* START *

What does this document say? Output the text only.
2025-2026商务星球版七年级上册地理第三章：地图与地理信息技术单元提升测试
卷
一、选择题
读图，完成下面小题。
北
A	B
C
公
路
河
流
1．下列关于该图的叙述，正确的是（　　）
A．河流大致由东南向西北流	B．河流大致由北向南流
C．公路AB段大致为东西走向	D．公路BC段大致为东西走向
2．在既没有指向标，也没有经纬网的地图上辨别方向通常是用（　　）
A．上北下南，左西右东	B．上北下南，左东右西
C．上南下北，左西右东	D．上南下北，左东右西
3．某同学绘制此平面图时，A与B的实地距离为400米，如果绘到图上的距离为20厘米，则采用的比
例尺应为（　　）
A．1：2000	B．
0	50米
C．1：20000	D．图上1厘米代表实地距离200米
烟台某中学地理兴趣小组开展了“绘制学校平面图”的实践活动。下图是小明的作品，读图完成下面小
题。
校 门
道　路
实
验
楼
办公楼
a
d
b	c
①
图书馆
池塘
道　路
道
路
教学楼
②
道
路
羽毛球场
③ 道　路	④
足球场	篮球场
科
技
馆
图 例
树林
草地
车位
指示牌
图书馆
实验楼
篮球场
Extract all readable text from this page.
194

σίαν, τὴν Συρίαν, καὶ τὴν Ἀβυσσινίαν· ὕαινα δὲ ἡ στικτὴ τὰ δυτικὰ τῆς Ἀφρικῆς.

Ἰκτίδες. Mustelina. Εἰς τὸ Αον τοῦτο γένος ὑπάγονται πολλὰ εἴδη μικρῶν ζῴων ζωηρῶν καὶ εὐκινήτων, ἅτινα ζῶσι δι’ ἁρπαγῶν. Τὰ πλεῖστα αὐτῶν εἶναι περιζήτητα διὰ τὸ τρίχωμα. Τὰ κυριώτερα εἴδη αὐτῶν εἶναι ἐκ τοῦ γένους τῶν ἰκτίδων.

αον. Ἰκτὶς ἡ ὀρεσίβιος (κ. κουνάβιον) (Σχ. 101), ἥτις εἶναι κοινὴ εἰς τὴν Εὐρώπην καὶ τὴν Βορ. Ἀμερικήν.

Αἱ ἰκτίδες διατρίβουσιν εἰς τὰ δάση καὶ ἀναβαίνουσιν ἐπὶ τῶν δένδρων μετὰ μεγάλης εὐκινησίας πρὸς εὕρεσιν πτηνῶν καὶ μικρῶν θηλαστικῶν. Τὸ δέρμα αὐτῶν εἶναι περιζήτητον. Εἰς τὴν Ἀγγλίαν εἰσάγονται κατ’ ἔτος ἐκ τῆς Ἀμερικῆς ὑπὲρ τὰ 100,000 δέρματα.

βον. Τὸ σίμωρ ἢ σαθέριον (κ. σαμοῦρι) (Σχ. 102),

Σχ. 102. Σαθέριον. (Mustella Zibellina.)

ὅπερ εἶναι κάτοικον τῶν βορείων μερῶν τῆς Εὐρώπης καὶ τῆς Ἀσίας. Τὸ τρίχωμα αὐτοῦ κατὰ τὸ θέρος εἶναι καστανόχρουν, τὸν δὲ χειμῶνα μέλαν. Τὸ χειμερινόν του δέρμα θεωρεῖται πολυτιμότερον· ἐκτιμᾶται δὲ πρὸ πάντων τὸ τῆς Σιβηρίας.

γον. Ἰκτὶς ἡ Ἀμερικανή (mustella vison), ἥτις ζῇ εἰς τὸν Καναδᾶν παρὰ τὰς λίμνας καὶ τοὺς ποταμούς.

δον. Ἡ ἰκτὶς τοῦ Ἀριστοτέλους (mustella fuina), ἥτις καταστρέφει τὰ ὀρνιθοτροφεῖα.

* END *

What you should do:
In the listing above, how many lines include the word "左西右东"? Answer with the number and nothing more.

Reply:
2